What to produce: Gather every line of the records below that contains the string "corpus", and treat uppercase and lowercase letters as different.
■ ■ ■ ■
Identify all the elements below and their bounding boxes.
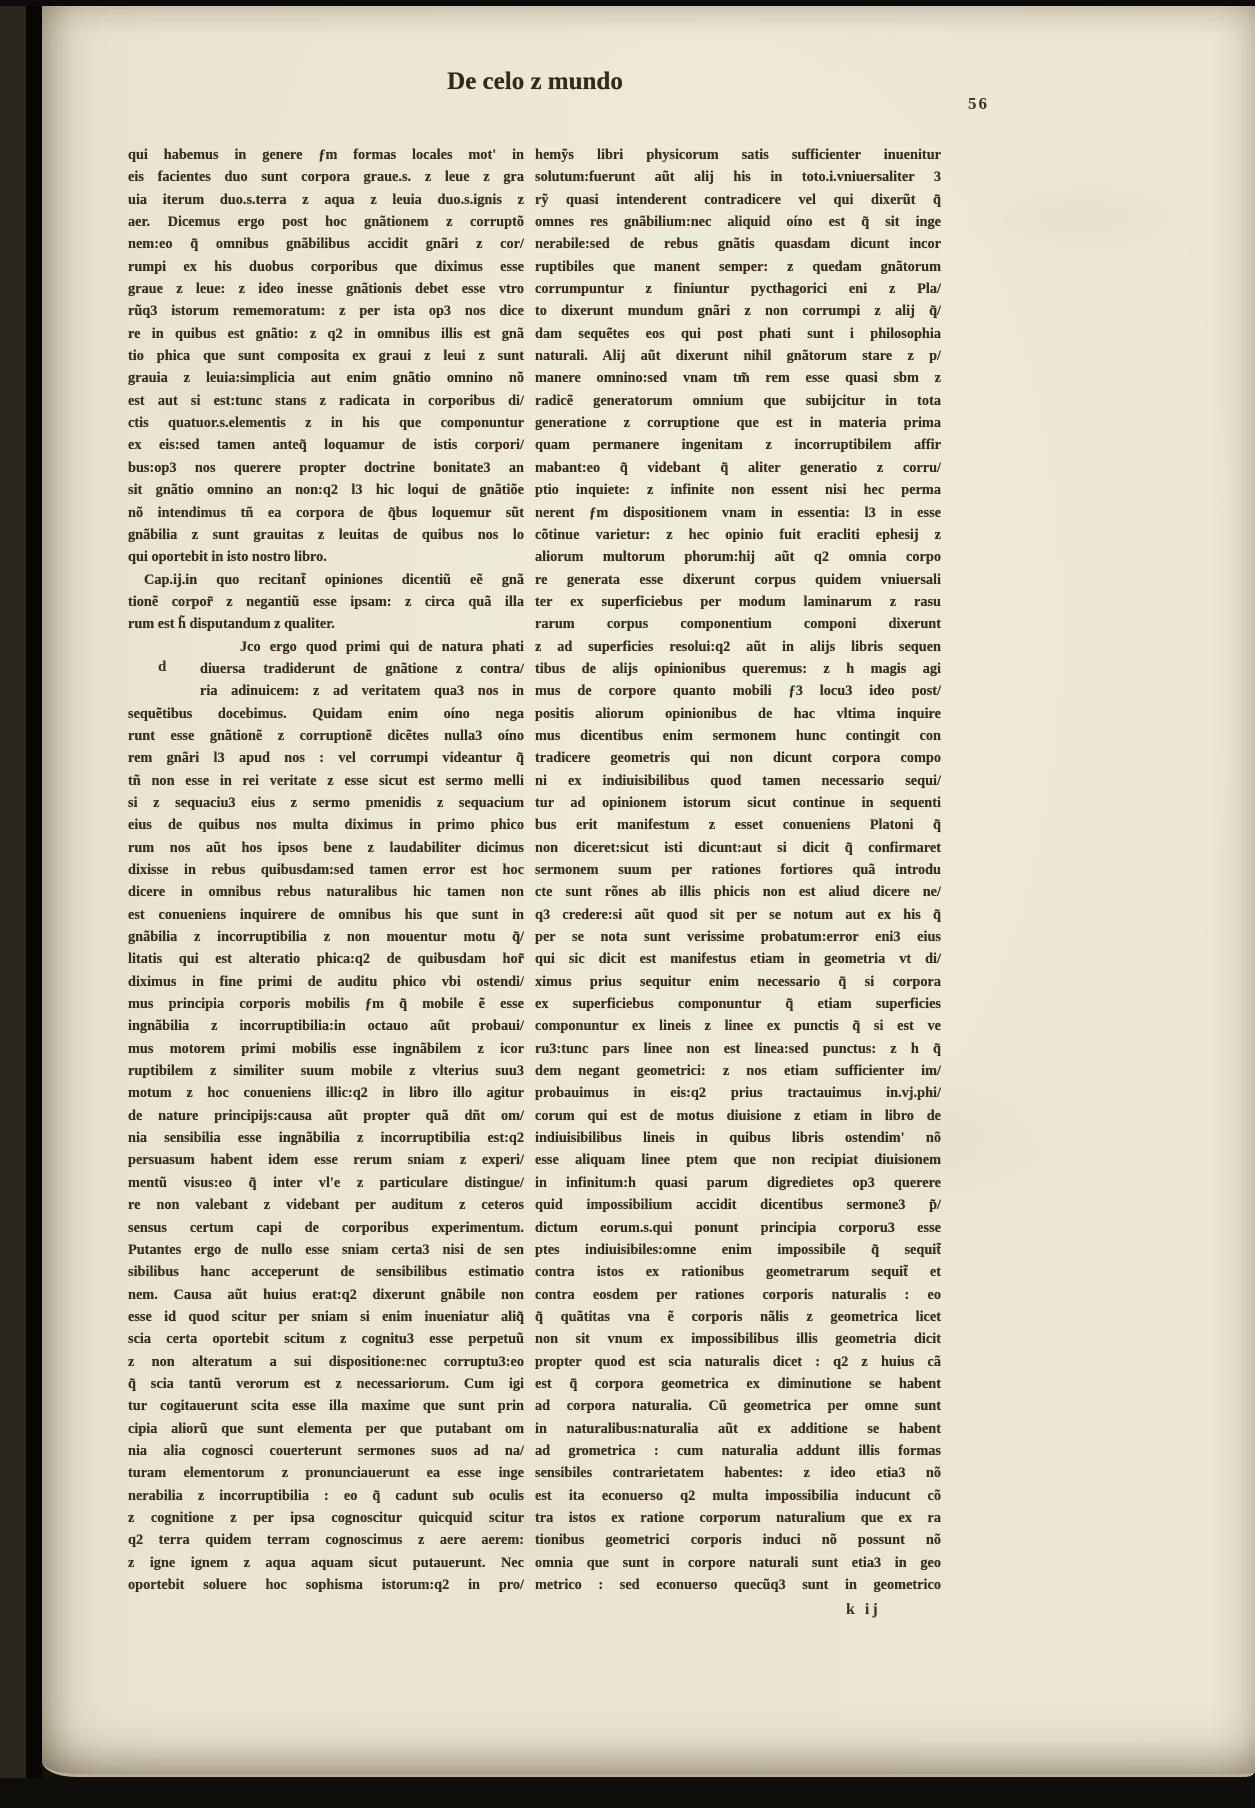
- text-line: contra istos ex rationibus geometrarum s…: [535, 1261, 941, 1283]
- text-line: radicẽ generatorum omnium que subijcitur…: [535, 390, 941, 412]
- text-line: q2 terra quidem terram cognoscimus z aer…: [128, 1529, 524, 1551]
- text-line: qui oportebit in isto nostro libro.: [128, 546, 524, 568]
- text-line: naturali. Alij aũt dixerunt nihil gnãtor…: [535, 345, 941, 367]
- text-line: quam permanere ingenitam z incorruptibil…: [535, 434, 941, 456]
- text-line: ru3:tunc pars linee non est linea:sed pu…: [535, 1038, 941, 1060]
- text-line: ruptibilem z similiter suum mobile z vlt…: [128, 1060, 524, 1082]
- text-line: qui habemus in genere ƒm formas locales …: [128, 144, 524, 166]
- text-line: re non valebant z videbant per auditum z…: [128, 1194, 524, 1216]
- text-line: quid impossibilium accidit dicentibus se…: [535, 1194, 941, 1216]
- text-line: per se nota sunt verissime probatum:erro…: [535, 926, 941, 948]
- running-title: De celo z mundo: [300, 68, 770, 96]
- text-line: re generata esse dixerunt corpus quidem …: [535, 569, 941, 591]
- text-line: omnia que sunt in corpore naturali sunt …: [535, 1552, 941, 1574]
- text-line: aliorum multorum phorum:hij aũt q2 omnia…: [535, 546, 941, 568]
- text-line: aer. Dicemus ergo post hoc gnãtionem z c…: [128, 211, 524, 233]
- text-line: tur cogitauerunt scita esse illa maxime …: [128, 1395, 524, 1417]
- text-line: componuntur ex lineis z linee ex punctis…: [535, 1015, 941, 1037]
- text-line: motum z hoc conueniens illic:q2 in libro…: [128, 1082, 524, 1104]
- text-line: contra eosdem per rationes corporis natu…: [535, 1284, 941, 1306]
- text-line: diximus in fine primi de auditu phico vb…: [128, 971, 524, 993]
- text-line: mus de corpore quanto mobili ƒ3 locu3 id…: [535, 680, 941, 702]
- text-line: rum est h̃ disputandum z qualiter.: [128, 613, 524, 635]
- text-line: ingnãbilia z incorruptibilia:in octauo a…: [128, 1015, 524, 1037]
- text-line: Jco ergo quod primi qui de natura phati: [128, 636, 524, 658]
- text-line: solutum:fuerunt aũt alij his in toto.i.v…: [535, 166, 941, 188]
- text-line: oportebit soluere hoc sophisma istorum:q…: [128, 1574, 524, 1596]
- text-line: in naturalibus:naturalia aũt ex addition…: [535, 1418, 941, 1440]
- text-line: sensus certum capi de corporibus experim…: [128, 1217, 524, 1239]
- text-line: ruptibiles que manent semper: z quedam g…: [535, 256, 941, 278]
- text-line: esse aliquam linee ptem que non recipiat…: [535, 1149, 941, 1171]
- text-line: est q̃ corpora geometrica ex diminutione…: [535, 1373, 941, 1395]
- text-line: q3 credere:si aũt quod sit per se notum …: [535, 904, 941, 926]
- text-line: sermonem suum per rationes fortiores quã…: [535, 859, 941, 881]
- text-line: z igne ignem z aqua aquam sicut putaueru…: [128, 1552, 524, 1574]
- text-line: dictum eorum.s.qui ponunt principia corp…: [535, 1217, 941, 1239]
- text-line: rarum corpus componentium componi dixeru…: [535, 613, 941, 635]
- text-line: eis facientes duo sunt corpora graue.s. …: [128, 166, 524, 188]
- text-line: rumpi ex his duobus corporibus que dixim…: [128, 256, 524, 278]
- text-line: tur ad opinionem istorum sicut continue …: [535, 792, 941, 814]
- text-line: tradicere geometris qui non dicunt corpo…: [535, 747, 941, 769]
- text-line: to dixerunt mundum gnãri z non corrumpi …: [535, 300, 941, 322]
- text-line: manere omnino:sed vnam tm̃ rem esse quas…: [535, 367, 941, 389]
- text-line: metrico : sed econuerso quecũq3 sunt in …: [535, 1574, 941, 1596]
- text-line: nõ intendimus tñ ea corpora de q̃bus loq…: [128, 502, 524, 524]
- initial-guide-letter: d: [158, 659, 166, 676]
- text-line: si z sequaciu3 eius z sermo pmenidis z s…: [128, 792, 524, 814]
- binding-bar: [26, 0, 42, 1808]
- text-line: ptio inquiete: z infinite non essent nis…: [535, 479, 941, 501]
- text-column-right: hemỹs libri physicorum satis sufficiente…: [535, 144, 941, 1596]
- text-line: sensibiles contrarietatem habentes: z id…: [535, 1462, 941, 1484]
- text-line: nia sensibilia esse ingnãbilia z incorru…: [128, 1127, 524, 1149]
- text-line: z non alteratum a sui dispositione:nec c…: [128, 1351, 524, 1373]
- text-line: Cap.ij.in quo recitant̃ opiniones dicent…: [128, 569, 524, 591]
- text-line: re in quibus est gnãtio: z q2 in omnibus…: [128, 323, 524, 345]
- text-line: sibilibus hanc acceperunt de sensibilibu…: [128, 1261, 524, 1283]
- text-line: sequẽtibus docebimus. Quidam enim oíno n…: [128, 703, 524, 725]
- text-line: dem negant geometrici: z nos etiam suffi…: [535, 1060, 941, 1082]
- text-line: cte sunt rõnes ab illis phicis non est a…: [535, 881, 941, 903]
- text-line: litatis qui est alteratio phica:q2 de qu…: [128, 948, 524, 970]
- text-line: nerent ƒm dispositionem vnam in essentia…: [535, 502, 941, 524]
- text-line: nerabilia z incorruptibilia : eo q̃ cadu…: [128, 1485, 524, 1507]
- text-line: tibus de alijs opinionibus queremus: z h…: [535, 658, 941, 680]
- text-line: ex superficiebus componuntur q̃ etiam su…: [535, 993, 941, 1015]
- text-line: corum qui est de motus diuisione z etiam…: [535, 1105, 941, 1127]
- text-line: rem gnãri l3 apud nos : vel corrumpi vid…: [128, 747, 524, 769]
- text-line: qui sic dicit est manifestus etiam in ge…: [535, 948, 941, 970]
- text-line: ria adinuicem: z ad veritatem qua3 nos i…: [128, 680, 524, 702]
- text-line: indiuisibilibus lineis in quibus libris …: [535, 1127, 941, 1149]
- text-line: eius de quibus nos multa diximus in prim…: [128, 814, 524, 836]
- text-line: est ita econuerso q2 multa impossibilia …: [535, 1485, 941, 1507]
- text-line: gnãbilia z incorruptibilia z non mouentu…: [128, 926, 524, 948]
- text-line: de nature principijs:causa aũt propter q…: [128, 1105, 524, 1127]
- text-line: uia iterum duo.s.terra z aqua z leuia du…: [128, 189, 524, 211]
- text-line: scia certa oportebit scitum z cognitu3 e…: [128, 1328, 524, 1350]
- text-line: turam elementorum z pronunciauerunt ea e…: [128, 1462, 524, 1484]
- text-line: mus motorem primi mobilis esse ingnãbile…: [128, 1038, 524, 1060]
- text-line: ximus prius sequitur enim necessario q̃ …: [535, 971, 941, 993]
- text-line: runt esse gnãtionẽ z corruptionẽ dicẽtes…: [128, 725, 524, 747]
- text-line: z cognitione z per ipsa cognoscitur quic…: [128, 1507, 524, 1529]
- text-line: in infinitum:h quasi parum digredietes o…: [535, 1172, 941, 1194]
- text-line: rũq3 istorum rememoratum: z per ista op3…: [128, 300, 524, 322]
- text-line: tionibus geometrici corporis induci nõ p…: [535, 1529, 941, 1551]
- text-column-left: qui habemus in genere ƒm formas locales …: [128, 144, 524, 1596]
- text-line: grauia z leuia:simplicia aut enim gnãtio…: [128, 367, 524, 389]
- text-line: probauimus in eis:q2 prius tractauimus i…: [535, 1082, 941, 1104]
- text-line: z ad superficies resolui:q2 aũt in alijs…: [535, 636, 941, 658]
- text-line: non diceret:sicut isti dicunt:aut si dic…: [535, 837, 941, 859]
- text-line: dixisse in rebus quibusdam:sed tamen err…: [128, 859, 524, 881]
- text-line: ex eis:sed tamen anteq̃ loquamur de isti…: [128, 434, 524, 456]
- text-line: Putantes ergo de nullo esse sniam certa3…: [128, 1239, 524, 1261]
- text-line: cipia aliorũ que sunt elementa per que p…: [128, 1418, 524, 1440]
- text-line: nem:eo q̃ omnibus gnãbilibus accidit gnã…: [128, 233, 524, 255]
- text-line: nia alia cognosci couerterunt sermones s…: [128, 1440, 524, 1462]
- text-line: dicere in omnibus rebus naturalibus hic …: [128, 881, 524, 903]
- text-line: tio phica que sunt composita ex graui z …: [128, 345, 524, 367]
- text-line: diuersa tradiderunt de gnãtione z contra…: [128, 658, 524, 680]
- page-number: 56: [968, 94, 1028, 114]
- text-line: non sit vnum ex impossibilibus illis geo…: [535, 1328, 941, 1350]
- text-line: rum nos aũt hos ipsos bene z laudabilite…: [128, 837, 524, 859]
- text-line: ad corpora naturalia. Cũ geometrica per …: [535, 1395, 941, 1417]
- bottom-edge-shadow: [0, 1778, 1255, 1808]
- text-line: persuasum habent idem esse rerum sniam z…: [128, 1149, 524, 1171]
- text-line: q̃ quãtitas vna ẽ corporis nãlis z geome…: [535, 1306, 941, 1328]
- text-line: bus:op3 nos querere propter doctrine bon…: [128, 457, 524, 479]
- text-line: generatione z corruptione que est in mat…: [535, 412, 941, 434]
- text-line: gnãbilia z sunt grauitas z leuitas de qu…: [128, 524, 524, 546]
- text-line: hemỹs libri physicorum satis sufficiente…: [535, 144, 941, 166]
- text-line: mabant:eo q̃ videbant q̃ aliter generati…: [535, 457, 941, 479]
- text-line: ter ex superficiebus per modum laminarum…: [535, 591, 941, 613]
- text-line: propter quod est scia naturalis dicet : …: [535, 1351, 941, 1373]
- text-line: q̃ scia tantũ verorum est z necessarioru…: [128, 1373, 524, 1395]
- text-line: rỹ quasi intenderent contradicere vel qu…: [535, 189, 941, 211]
- text-line: esse id quod scitur per sniam si enim in…: [128, 1306, 524, 1328]
- text-line: sit gnãtio omnino an non:q2 l3 hic loqui…: [128, 479, 524, 501]
- text-line: tra istos ex ratione corporum naturalium…: [535, 1507, 941, 1529]
- text-line: dam sequẽtes eos qui post phati sunt i p…: [535, 323, 941, 345]
- text-line: nem. Causa aũt huius erat:q2 dixerunt gn…: [128, 1284, 524, 1306]
- text-line: ctis quatuor.s.elementis z in his que co…: [128, 412, 524, 434]
- text-line: mentũ visus:eo q̃ inter vl'e z particula…: [128, 1172, 524, 1194]
- text-line: corrumpuntur z finiuntur pycthagorici en…: [535, 278, 941, 300]
- quire-signature: k ij: [846, 1601, 881, 1619]
- text-line: est conueniens inquirere de omnibus his …: [128, 904, 524, 926]
- text-line: bus erit manifestum z esset conueniens P…: [535, 814, 941, 836]
- text-line: mus principia corporis mobilis ƒm q̃ mob…: [128, 993, 524, 1015]
- text-line: tionẽ corpor̃ z negantiũ esse ipsam: z c…: [128, 591, 524, 613]
- text-line: positis aliorum opinionibus de hac vltim…: [535, 703, 941, 725]
- text-line: omnes res gnãbilium:nec aliquid oíno est…: [535, 211, 941, 233]
- left-margin-strip: [0, 0, 26, 1808]
- text-line: mus dicentibus enim sermonem hunc contin…: [535, 725, 941, 747]
- text-line: est aut si est:tunc stans z radicata in …: [128, 390, 524, 412]
- text-line: tñ non esse in rei veritate z esse sicut…: [128, 770, 524, 792]
- text-line: cõtinue varietur: z hec opinio fuit erac…: [535, 524, 941, 546]
- text-line: graue z leue: z ideo inesse gnãtionis de…: [128, 278, 524, 300]
- text-line: ptes indiuisibiles:omne enim impossibile…: [535, 1239, 941, 1261]
- text-line: nerabile:sed de rebus gnãtis quasdam dic…: [535, 233, 941, 255]
- text-line: ad grometrica : cum naturalia addunt ill…: [535, 1440, 941, 1462]
- text-line: ni ex indiuisibilibus quod tamen necessa…: [535, 770, 941, 792]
■ ■ ■ ■
Completed task:
- text-line: re generata esse dixerunt corpus quidem …: [535, 569, 941, 591]
- text-line: rarum corpus componentium componi dixeru…: [535, 613, 941, 635]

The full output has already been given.